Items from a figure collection
################

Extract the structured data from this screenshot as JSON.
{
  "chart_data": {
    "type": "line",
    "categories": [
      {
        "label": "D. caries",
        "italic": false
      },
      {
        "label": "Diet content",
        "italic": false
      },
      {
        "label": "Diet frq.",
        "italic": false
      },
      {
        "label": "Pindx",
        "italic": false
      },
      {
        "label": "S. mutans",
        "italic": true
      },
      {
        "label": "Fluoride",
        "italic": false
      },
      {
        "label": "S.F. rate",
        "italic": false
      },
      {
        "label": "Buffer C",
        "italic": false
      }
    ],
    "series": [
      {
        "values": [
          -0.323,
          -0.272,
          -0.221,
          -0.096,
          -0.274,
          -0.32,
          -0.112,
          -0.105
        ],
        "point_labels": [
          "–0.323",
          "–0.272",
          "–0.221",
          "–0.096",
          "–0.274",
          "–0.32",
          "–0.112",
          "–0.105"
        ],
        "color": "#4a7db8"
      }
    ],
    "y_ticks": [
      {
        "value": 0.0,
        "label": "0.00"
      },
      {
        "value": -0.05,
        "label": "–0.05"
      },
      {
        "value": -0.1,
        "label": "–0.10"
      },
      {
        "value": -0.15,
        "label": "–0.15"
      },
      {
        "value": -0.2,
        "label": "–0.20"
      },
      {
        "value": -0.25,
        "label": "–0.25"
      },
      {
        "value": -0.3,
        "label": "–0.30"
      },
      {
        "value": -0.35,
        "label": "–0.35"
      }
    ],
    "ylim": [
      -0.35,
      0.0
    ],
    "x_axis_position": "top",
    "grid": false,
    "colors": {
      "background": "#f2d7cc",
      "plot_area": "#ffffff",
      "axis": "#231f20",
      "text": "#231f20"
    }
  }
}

################

OBJECTIVE :: Go through the records above and set each one down exactly, please.

EXERCISE OUTPUT ::
Extract the structured data from this screenshot as JSON.
{
  "chart_data": {
    "type": "line",
    "categories": [
      {
        "label": "D. caries",
        "italic": false
      },
      {
        "label": "Diet content",
        "italic": false
      },
      {
        "label": "Diet frq.",
        "italic": false
      },
      {
        "label": "Pindx",
        "italic": false
      },
      {
        "label": "S. mutans",
        "italic": true
      },
      {
        "label": "Fluoride",
        "italic": false
      },
      {
        "label": "S.F. rate",
        "italic": false
      },
      {
        "label": "Buffer C",
        "italic": false
      }
    ],
    "series": [
      {
        "values": [
          -0.323,
          -0.272,
          -0.221,
          -0.096,
          -0.274,
          -0.32,
          -0.112,
          -0.105
        ],
        "point_labels": [
          "–0.323",
          "–0.272",
          "–0.221",
          "–0.096",
          "–0.274",
          "–0.32",
          "–0.112",
          "–0.105"
        ],
        "color": "#4a7db8"
      }
    ],
    "y_ticks": [
      {
        "value": 0.0,
        "label": "0.00"
      },
      {
        "value": -0.05,
        "label": "–0.05"
      },
      {
        "value": -0.1,
        "label": "–0.10"
      },
      {
        "value": -0.15,
        "label": "–0.15"
      },
      {
        "value": -0.2,
        "label": "–0.20"
      },
      {
        "value": -0.25,
        "label": "–0.25"
      },
      {
        "value": -0.3,
        "label": "–0.30"
      },
      {
        "value": -0.35,
        "label": "–0.35"
      }
    ],
    "ylim": [
      -0.35,
      0.0
    ],
    "x_axis_position": "top",
    "grid": false,
    "colors": {
      "background": "#f2d7cc",
      "plot_area": "#ffffff",
      "axis": "#231f20",
      "text": "#231f20"
    }
  }
}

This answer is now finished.